# WHAT IS NEEDED:
Show every line where "Ouest" occurs.

# RECORDS FOR THIS TASK:
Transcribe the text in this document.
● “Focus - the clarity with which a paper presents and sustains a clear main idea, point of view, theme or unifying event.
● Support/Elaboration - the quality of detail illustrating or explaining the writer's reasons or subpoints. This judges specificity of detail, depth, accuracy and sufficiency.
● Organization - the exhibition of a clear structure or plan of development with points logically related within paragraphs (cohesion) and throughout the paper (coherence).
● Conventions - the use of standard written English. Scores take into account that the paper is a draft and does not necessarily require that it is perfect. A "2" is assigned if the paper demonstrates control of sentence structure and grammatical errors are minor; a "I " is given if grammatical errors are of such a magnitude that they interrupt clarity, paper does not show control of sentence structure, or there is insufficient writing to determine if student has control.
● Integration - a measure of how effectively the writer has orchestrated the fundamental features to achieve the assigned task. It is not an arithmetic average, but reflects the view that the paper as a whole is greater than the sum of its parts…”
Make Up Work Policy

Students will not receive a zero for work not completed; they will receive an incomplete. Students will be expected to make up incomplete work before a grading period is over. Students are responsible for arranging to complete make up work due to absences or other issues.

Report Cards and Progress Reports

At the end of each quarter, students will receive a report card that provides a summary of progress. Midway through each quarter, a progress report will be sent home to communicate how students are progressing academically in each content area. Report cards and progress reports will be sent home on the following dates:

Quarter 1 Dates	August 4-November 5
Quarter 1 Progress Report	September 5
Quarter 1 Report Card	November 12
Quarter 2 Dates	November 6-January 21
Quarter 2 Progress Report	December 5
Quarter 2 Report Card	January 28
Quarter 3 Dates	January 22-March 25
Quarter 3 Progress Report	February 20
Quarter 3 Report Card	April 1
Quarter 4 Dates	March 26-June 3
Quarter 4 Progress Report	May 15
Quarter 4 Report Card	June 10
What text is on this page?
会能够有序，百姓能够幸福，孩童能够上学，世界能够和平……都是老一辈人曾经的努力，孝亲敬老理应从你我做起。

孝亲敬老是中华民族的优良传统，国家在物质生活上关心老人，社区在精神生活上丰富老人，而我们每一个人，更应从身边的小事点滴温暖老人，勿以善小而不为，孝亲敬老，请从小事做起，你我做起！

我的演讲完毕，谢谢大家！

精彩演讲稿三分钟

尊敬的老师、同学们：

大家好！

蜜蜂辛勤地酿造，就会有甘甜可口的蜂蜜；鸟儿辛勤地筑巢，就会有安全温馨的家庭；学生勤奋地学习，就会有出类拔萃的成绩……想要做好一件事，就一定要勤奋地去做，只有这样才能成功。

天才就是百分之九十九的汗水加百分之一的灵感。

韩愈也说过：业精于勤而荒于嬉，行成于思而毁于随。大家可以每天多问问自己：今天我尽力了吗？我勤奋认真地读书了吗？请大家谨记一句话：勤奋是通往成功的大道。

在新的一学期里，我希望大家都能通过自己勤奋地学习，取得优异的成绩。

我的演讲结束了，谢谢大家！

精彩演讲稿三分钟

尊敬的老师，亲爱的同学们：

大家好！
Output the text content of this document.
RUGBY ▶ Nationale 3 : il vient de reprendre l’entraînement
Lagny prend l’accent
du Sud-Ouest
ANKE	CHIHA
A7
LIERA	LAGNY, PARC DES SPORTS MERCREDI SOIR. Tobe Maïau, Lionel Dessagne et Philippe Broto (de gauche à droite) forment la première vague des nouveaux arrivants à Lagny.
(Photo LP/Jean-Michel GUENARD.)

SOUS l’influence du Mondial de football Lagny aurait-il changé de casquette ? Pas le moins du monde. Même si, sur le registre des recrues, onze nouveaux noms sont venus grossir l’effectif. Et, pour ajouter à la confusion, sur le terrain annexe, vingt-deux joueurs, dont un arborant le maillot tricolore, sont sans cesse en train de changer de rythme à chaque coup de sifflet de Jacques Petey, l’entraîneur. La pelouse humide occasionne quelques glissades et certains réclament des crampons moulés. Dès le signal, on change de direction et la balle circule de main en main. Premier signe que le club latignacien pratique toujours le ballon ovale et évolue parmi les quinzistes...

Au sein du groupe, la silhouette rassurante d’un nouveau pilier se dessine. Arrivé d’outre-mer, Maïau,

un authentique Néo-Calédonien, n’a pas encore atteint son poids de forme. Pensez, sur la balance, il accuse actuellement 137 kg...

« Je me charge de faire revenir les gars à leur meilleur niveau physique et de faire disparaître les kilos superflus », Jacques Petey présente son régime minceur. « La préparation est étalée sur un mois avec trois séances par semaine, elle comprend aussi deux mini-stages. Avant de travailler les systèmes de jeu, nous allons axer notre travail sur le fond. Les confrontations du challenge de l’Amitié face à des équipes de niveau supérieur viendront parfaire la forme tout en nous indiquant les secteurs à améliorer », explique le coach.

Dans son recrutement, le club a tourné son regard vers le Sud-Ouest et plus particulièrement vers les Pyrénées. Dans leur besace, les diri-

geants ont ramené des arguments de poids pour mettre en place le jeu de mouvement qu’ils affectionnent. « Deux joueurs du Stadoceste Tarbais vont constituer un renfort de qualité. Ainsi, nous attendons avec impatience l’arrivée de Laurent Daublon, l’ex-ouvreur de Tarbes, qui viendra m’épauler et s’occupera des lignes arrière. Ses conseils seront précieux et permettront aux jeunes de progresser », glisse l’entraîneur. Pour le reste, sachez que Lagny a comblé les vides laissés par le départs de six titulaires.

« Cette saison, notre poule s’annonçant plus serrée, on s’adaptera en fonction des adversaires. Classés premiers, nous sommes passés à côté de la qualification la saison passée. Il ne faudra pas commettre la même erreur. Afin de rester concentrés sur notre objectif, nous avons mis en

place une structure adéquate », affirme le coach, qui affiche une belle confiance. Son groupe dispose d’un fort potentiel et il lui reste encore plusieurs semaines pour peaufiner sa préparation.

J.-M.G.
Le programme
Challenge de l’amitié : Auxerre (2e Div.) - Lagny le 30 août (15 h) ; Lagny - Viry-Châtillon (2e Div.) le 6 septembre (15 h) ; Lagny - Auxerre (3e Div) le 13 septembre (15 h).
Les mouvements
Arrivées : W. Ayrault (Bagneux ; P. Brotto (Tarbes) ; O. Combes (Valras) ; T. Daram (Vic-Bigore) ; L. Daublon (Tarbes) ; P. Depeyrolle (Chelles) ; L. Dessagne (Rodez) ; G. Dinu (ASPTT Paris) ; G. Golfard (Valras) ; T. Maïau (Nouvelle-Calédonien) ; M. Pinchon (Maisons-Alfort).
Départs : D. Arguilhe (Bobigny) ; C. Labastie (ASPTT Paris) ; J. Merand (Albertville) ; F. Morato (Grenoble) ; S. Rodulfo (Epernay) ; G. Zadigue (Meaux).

# ANSWER TO THIS EXERCISE:
du Sud-Ouest
Dans son recrutement, le club a tourné son regard vers le Sud-Ouest et plus particulièrement vers les Pyrénées. Dans leur besace, les diri-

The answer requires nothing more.